Input for this task
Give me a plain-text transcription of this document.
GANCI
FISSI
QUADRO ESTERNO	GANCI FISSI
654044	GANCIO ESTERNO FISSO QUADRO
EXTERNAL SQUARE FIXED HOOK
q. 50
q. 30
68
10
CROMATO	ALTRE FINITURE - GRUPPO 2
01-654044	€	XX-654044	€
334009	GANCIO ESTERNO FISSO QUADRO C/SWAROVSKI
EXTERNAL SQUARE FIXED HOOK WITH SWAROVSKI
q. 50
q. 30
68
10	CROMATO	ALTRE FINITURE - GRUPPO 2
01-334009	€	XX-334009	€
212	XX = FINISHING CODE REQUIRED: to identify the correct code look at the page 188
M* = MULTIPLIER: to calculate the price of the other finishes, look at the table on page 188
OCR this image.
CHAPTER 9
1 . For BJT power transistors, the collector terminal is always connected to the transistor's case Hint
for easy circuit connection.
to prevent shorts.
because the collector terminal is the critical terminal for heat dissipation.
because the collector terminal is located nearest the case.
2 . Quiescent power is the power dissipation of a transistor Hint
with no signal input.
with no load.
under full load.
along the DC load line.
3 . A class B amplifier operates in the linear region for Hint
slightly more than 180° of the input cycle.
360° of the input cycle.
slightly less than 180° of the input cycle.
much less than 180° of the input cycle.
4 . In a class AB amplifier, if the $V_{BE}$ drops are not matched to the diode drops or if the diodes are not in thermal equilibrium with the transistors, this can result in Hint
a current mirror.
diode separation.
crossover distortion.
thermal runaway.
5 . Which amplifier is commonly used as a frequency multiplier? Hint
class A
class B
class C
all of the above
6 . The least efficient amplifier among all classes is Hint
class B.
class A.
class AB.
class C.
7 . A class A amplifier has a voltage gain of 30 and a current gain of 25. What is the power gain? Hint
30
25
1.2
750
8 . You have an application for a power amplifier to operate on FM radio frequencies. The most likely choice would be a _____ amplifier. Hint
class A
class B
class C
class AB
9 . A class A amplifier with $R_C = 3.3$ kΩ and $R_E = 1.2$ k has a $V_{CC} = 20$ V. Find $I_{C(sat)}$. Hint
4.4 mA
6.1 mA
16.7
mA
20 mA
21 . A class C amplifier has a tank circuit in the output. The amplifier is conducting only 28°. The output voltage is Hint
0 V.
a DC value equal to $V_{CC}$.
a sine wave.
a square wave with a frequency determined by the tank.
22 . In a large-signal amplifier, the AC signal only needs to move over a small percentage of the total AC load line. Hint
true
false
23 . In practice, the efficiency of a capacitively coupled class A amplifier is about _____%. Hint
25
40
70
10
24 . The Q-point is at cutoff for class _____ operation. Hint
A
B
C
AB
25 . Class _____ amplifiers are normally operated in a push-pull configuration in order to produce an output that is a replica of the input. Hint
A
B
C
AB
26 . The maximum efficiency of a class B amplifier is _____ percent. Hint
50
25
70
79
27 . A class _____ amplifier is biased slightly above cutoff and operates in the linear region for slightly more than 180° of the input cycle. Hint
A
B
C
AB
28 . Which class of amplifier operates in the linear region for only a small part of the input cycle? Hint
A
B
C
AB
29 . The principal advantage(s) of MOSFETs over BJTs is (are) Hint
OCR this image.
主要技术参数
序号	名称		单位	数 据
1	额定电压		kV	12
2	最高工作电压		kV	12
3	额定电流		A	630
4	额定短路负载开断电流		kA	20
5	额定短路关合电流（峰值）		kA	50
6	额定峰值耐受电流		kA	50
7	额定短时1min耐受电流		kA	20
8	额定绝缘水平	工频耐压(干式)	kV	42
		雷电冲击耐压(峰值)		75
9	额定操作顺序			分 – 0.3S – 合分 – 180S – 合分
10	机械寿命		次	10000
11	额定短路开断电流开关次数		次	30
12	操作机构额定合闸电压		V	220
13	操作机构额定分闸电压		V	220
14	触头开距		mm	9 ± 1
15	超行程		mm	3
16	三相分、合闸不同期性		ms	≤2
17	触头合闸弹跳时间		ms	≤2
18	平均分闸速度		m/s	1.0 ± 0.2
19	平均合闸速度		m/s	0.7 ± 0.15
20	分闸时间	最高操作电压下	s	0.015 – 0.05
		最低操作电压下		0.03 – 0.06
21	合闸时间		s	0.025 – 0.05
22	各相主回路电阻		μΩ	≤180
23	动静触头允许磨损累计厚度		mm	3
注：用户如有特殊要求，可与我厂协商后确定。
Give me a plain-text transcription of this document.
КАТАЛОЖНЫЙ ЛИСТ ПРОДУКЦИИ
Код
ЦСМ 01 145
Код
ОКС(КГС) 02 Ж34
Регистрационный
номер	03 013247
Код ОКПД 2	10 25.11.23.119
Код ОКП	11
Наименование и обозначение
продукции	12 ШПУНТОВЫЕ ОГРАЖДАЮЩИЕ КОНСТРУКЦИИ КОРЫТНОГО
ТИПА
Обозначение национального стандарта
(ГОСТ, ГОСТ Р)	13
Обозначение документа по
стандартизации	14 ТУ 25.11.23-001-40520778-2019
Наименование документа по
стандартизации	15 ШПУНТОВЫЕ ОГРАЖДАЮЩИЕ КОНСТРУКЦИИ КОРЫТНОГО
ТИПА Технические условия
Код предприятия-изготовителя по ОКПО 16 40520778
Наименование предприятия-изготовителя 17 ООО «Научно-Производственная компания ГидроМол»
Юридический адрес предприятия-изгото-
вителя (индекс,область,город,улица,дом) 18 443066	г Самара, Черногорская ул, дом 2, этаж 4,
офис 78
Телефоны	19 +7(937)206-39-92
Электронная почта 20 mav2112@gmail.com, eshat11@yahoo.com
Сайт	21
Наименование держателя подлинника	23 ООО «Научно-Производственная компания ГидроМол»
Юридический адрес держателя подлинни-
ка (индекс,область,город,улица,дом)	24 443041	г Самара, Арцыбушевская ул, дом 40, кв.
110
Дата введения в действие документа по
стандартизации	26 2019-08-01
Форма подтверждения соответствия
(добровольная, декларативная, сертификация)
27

Given request
Restate every entry word for word.

Full answer
Give me a plain-text transcription of this document.
GANCI
FISSI
QUADRO ESTERNO	GANCI FISSI
654044	GANCIO ESTERNO FISSO QUADRO
EXTERNAL SQUARE FIXED HOOK
q. 50
q. 30
68
10
CROMATO	ALTRE FINITURE - GRUPPO 2
01-654044	€	XX-654044	€
334009	GANCIO ESTERNO FISSO QUADRO C/SWAROVSKI
EXTERNAL SQUARE FIXED HOOK WITH SWAROVSKI
q. 50
q. 30
68
10	CROMATO	ALTRE FINITURE - GRUPPO 2
01-334009	€	XX-334009	€
212	XX = FINISHING CODE REQUIRED: to identify the correct code look at the page 188
M* = MULTIPLIER: to calculate the price of the other finishes, look at the table on page 188
OCR this image.
CHAPTER 9
1 . For BJT power transistors, the collector terminal is always connected to the transistor's case Hint
for easy circuit connection.
to prevent shorts.
because the collector terminal is the critical terminal for heat dissipation.
because the collector terminal is located nearest the case.
2 . Quiescent power is the power dissipation of a transistor Hint
with no signal input.
with no load.
under full load.
along the DC load line.
3 . A class B amplifier operates in the linear region for Hint
slightly more than 180° of the input cycle.
360° of the input cycle.
slightly less than 180° of the input cycle.
much less than 180° of the input cycle.
4 . In a class AB amplifier, if the $V_{BE}$ drops are not matched to the diode drops or if the diodes are not in thermal equilibrium with the transistors, this can result in Hint
a current mirror.
diode separation.
crossover distortion.
thermal runaway.
5 . Which amplifier is commonly used as a frequency multiplier? Hint
class A
class B
class C
all of the above
6 . The least efficient amplifier among all classes is Hint
class B.
class A.
class AB.
class C.
7 . A class A amplifier has a voltage gain of 30 and a current gain of 25. What is the power gain? Hint
30
25
1.2
750
8 . You have an application for a power amplifier to operate on FM radio frequencies. The most likely choice would be a _____ amplifier. Hint
class A
class B
class C
class AB
9 . A class A amplifier with $R_C = 3.3$ kΩ and $R_E = 1.2$ k has a $V_{CC} = 20$ V. Find $I_{C(sat)}$. Hint
4.4 mA
6.1 mA
16.7
mA
20 mA
21 . A class C amplifier has a tank circuit in the output. The amplifier is conducting only 28°. The output voltage is Hint
0 V.
a DC value equal to $V_{CC}$.
a sine wave.
a square wave with a frequency determined by the tank.
22 . In a large-signal amplifier, the AC signal only needs to move over a small percentage of the total AC load line. Hint
true
false
23 . In practice, the efficiency of a capacitively coupled class A amplifier is about _____%. Hint
25
40
70
10
24 . The Q-point is at cutoff for class _____ operation. Hint
A
B
C
AB
25 . Class _____ amplifiers are normally operated in a push-pull configuration in order to produce an output that is a replica of the input. Hint
A
B
C
AB
26 . The maximum efficiency of a class B amplifier is _____ percent. Hint
50
25
70
79
27 . A class _____ amplifier is biased slightly above cutoff and operates in the linear region for slightly more than 180° of the input cycle. Hint
A
B
C
AB
28 . Which class of amplifier operates in the linear region for only a small part of the input cycle? Hint
A
B
C
AB
29 . The principal advantage(s) of MOSFETs over BJTs is (are) Hint
OCR this image.
主要技术参数
序号	名称		单位	数 据
1	额定电压		kV	12
2	最高工作电压		kV	12
3	额定电流		A	630
4	额定短路负载开断电流		kA	20
5	额定短路关合电流（峰值）		kA	50
6	额定峰值耐受电流		kA	50
7	额定短时1min耐受电流		kA	20
8	额定绝缘水平	工频耐压(干式)	kV	42
		雷电冲击耐压(峰值)		75
9	额定操作顺序			分 – 0.3S – 合分 – 180S – 合分
10	机械寿命		次	10000
11	额定短路开断电流开关次数		次	30
12	操作机构额定合闸电压		V	220
13	操作机构额定分闸电压		V	220
14	触头开距		mm	9 ± 1
15	超行程		mm	3
16	三相分、合闸不同期性		ms	≤2
17	触头合闸弹跳时间		ms	≤2
18	平均分闸速度		m/s	1.0 ± 0.2
19	平均合闸速度		m/s	0.7 ± 0.15
20	分闸时间	最高操作电压下	s	0.015 – 0.05
		最低操作电压下		0.03 – 0.06
21	合闸时间		s	0.025 – 0.05
22	各相主回路电阻		μΩ	≤180
23	动静触头允许磨损累计厚度		mm	3
注：用户如有特殊要求，可与我厂协商后确定。
Give me a plain-text transcription of this document.
КАТАЛОЖНЫЙ ЛИСТ ПРОДУКЦИИ
Код
ЦСМ 01 145
Код
ОКС(КГС) 02 Ж34
Регистрационный
номер	03 013247
Код ОКПД 2	10 25.11.23.119
Код ОКП	11
Наименование и обозначение
продукции	12 ШПУНТОВЫЕ ОГРАЖДАЮЩИЕ КОНСТРУКЦИИ КОРЫТНОГО
ТИПА
Обозначение национального стандарта
(ГОСТ, ГОСТ Р)	13
Обозначение документа по
стандартизации	14 ТУ 25.11.23-001-40520778-2019
Наименование документа по
стандартизации	15 ШПУНТОВЫЕ ОГРАЖДАЮЩИЕ КОНСТРУКЦИИ КОРЫТНОГО
ТИПА Технические условия
Код предприятия-изготовителя по ОКПО 16 40520778
Наименование предприятия-изготовителя 17 ООО «Научно-Производственная компания ГидроМол»
Юридический адрес предприятия-изгото-
вителя (индекс,область,город,улица,дом) 18 443066	г Самара, Черногорская ул, дом 2, этаж 4,
офис 78
Телефоны	19 +7(937)206-39-92
Электронная почта 20 mav2112@gmail.com, eshat11@yahoo.com
Сайт	21
Наименование держателя подлинника	23 ООО «Научно-Производственная компания ГидроМол»
Юридический адрес держателя подлинни-
ка (индекс,область,город,улица,дом)	24 443041	г Самара, Арцыбушевская ул, дом 40, кв.
110
Дата введения в действие документа по
стандартизации	26 2019-08-01
Форма подтверждения соответствия
(добровольная, декларативная, сертификация)
27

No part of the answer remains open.